Stored rows
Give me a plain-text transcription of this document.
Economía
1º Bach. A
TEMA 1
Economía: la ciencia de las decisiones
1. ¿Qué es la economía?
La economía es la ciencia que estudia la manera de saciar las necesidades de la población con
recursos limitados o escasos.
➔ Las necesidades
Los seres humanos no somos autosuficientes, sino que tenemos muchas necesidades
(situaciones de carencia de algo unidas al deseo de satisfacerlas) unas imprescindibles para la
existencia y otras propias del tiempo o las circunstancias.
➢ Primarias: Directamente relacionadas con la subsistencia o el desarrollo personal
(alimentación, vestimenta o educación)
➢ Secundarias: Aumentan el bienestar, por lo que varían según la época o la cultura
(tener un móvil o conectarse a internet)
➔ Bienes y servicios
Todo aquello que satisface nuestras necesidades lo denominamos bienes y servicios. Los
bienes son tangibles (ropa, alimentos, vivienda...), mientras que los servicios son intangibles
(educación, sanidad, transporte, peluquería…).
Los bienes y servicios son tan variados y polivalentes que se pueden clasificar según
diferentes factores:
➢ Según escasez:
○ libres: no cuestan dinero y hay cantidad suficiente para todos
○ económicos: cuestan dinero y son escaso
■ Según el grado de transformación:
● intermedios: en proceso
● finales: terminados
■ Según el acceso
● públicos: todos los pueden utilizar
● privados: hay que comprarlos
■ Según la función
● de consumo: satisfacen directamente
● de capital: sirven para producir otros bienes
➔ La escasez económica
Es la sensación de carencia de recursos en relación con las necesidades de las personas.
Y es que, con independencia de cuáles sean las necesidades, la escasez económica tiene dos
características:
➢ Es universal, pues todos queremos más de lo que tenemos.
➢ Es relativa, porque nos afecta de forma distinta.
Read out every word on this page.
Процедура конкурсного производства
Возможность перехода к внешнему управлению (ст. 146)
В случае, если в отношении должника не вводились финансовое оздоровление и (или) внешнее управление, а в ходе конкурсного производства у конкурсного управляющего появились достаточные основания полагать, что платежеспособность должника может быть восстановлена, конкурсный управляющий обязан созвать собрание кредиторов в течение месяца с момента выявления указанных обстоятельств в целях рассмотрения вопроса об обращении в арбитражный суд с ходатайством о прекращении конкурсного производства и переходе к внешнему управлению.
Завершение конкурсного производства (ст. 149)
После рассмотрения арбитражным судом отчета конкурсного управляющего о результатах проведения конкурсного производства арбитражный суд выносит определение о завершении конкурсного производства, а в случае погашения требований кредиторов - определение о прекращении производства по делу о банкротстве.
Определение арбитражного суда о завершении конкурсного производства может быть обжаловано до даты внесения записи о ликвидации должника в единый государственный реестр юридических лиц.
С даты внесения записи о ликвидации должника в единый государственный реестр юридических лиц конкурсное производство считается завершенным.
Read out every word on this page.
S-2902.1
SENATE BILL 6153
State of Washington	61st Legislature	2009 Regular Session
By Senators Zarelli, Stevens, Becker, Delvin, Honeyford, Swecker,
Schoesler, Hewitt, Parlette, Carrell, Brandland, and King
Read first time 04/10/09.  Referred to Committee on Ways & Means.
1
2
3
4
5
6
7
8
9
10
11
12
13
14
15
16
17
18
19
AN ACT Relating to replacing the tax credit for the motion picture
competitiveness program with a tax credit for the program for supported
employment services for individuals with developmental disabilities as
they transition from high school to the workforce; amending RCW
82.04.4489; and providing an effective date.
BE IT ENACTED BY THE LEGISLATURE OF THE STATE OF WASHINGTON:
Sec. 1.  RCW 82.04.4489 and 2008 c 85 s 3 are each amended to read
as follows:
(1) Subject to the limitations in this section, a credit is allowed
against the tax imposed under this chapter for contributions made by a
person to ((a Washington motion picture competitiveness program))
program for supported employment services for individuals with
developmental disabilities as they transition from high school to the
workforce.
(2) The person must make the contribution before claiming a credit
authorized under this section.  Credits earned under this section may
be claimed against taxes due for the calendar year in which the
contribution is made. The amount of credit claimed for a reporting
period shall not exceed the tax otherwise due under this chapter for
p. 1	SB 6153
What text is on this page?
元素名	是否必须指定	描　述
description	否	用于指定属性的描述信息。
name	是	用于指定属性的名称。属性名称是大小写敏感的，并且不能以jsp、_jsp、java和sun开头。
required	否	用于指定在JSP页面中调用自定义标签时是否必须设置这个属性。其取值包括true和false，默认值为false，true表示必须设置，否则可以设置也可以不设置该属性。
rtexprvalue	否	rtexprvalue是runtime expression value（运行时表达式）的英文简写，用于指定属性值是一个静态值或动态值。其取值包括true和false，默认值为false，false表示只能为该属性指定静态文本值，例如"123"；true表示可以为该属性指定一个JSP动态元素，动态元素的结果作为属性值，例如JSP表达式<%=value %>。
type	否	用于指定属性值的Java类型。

Exercise details
Extract the full listing and reproduce each line exactly.

Solution to this problem
Give me a plain-text transcription of this document.
Economía
1º Bach. A
TEMA 1
Economía: la ciencia de las decisiones
1. ¿Qué es la economía?
La economía es la ciencia que estudia la manera de saciar las necesidades de la población con
recursos limitados o escasos.
➔ Las necesidades
Los seres humanos no somos autosuficientes, sino que tenemos muchas necesidades
(situaciones de carencia de algo unidas al deseo de satisfacerlas) unas imprescindibles para la
existencia y otras propias del tiempo o las circunstancias.
➢ Primarias: Directamente relacionadas con la subsistencia o el desarrollo personal
(alimentación, vestimenta o educación)
➢ Secundarias: Aumentan el bienestar, por lo que varían según la época o la cultura
(tener un móvil o conectarse a internet)
➔ Bienes y servicios
Todo aquello que satisface nuestras necesidades lo denominamos bienes y servicios. Los
bienes son tangibles (ropa, alimentos, vivienda...), mientras que los servicios son intangibles
(educación, sanidad, transporte, peluquería…).
Los bienes y servicios son tan variados y polivalentes que se pueden clasificar según
diferentes factores:
➢ Según escasez:
○ libres: no cuestan dinero y hay cantidad suficiente para todos
○ económicos: cuestan dinero y son escaso
■ Según el grado de transformación:
● intermedios: en proceso
● finales: terminados
■ Según el acceso
● públicos: todos los pueden utilizar
● privados: hay que comprarlos
■ Según la función
● de consumo: satisfacen directamente
● de capital: sirven para producir otros bienes
➔ La escasez económica
Es la sensación de carencia de recursos en relación con las necesidades de las personas.
Y es que, con independencia de cuáles sean las necesidades, la escasez económica tiene dos
características:
➢ Es universal, pues todos queremos más de lo que tenemos.
➢ Es relativa, porque nos afecta de forma distinta.
Read out every word on this page.
Процедура конкурсного производства
Возможность перехода к внешнему управлению (ст. 146)
В случае, если в отношении должника не вводились финансовое оздоровление и (или) внешнее управление, а в ходе конкурсного производства у конкурсного управляющего появились достаточные основания полагать, что платежеспособность должника может быть восстановлена, конкурсный управляющий обязан созвать собрание кредиторов в течение месяца с момента выявления указанных обстоятельств в целях рассмотрения вопроса об обращении в арбитражный суд с ходатайством о прекращении конкурсного производства и переходе к внешнему управлению.
Завершение конкурсного производства (ст. 149)
После рассмотрения арбитражным судом отчета конкурсного управляющего о результатах проведения конкурсного производства арбитражный суд выносит определение о завершении конкурсного производства, а в случае погашения требований кредиторов - определение о прекращении производства по делу о банкротстве.
Определение арбитражного суда о завершении конкурсного производства может быть обжаловано до даты внесения записи о ликвидации должника в единый государственный реестр юридических лиц.
С даты внесения записи о ликвидации должника в единый государственный реестр юридических лиц конкурсное производство считается завершенным.
Read out every word on this page.
S-2902.1
SENATE BILL 6153
State of Washington	61st Legislature	2009 Regular Session
By Senators Zarelli, Stevens, Becker, Delvin, Honeyford, Swecker,
Schoesler, Hewitt, Parlette, Carrell, Brandland, and King
Read first time 04/10/09.  Referred to Committee on Ways & Means.
1
2
3
4
5
6
7
8
9
10
11
12
13
14
15
16
17
18
19
AN ACT Relating to replacing the tax credit for the motion picture
competitiveness program with a tax credit for the program for supported
employment services for individuals with developmental disabilities as
they transition from high school to the workforce; amending RCW
82.04.4489; and providing an effective date.
BE IT ENACTED BY THE LEGISLATURE OF THE STATE OF WASHINGTON:
Sec. 1.  RCW 82.04.4489 and 2008 c 85 s 3 are each amended to read
as follows:
(1) Subject to the limitations in this section, a credit is allowed
against the tax imposed under this chapter for contributions made by a
person to ((a Washington motion picture competitiveness program))
program for supported employment services for individuals with
developmental disabilities as they transition from high school to the
workforce.
(2) The person must make the contribution before claiming a credit
authorized under this section.  Credits earned under this section may
be claimed against taxes due for the calendar year in which the
contribution is made. The amount of credit claimed for a reporting
period shall not exceed the tax otherwise due under this chapter for
p. 1	SB 6153
What text is on this page?
元素名	是否必须指定	描　述
description	否	用于指定属性的描述信息。
name	是	用于指定属性的名称。属性名称是大小写敏感的，并且不能以jsp、_jsp、java和sun开头。
required	否	用于指定在JSP页面中调用自定义标签时是否必须设置这个属性。其取值包括true和false，默认值为false，true表示必须设置，否则可以设置也可以不设置该属性。
rtexprvalue	否	rtexprvalue是runtime expression value（运行时表达式）的英文简写，用于指定属性值是一个静态值或动态值。其取值包括true和false，默认值为false，false表示只能为该属性指定静态文本值，例如"123"；true表示可以为该属性指定一个JSP动态元素，动态元素的结果作为属性值，例如JSP表达式<%=value %>。
type	否	用于指定属性值的Java类型。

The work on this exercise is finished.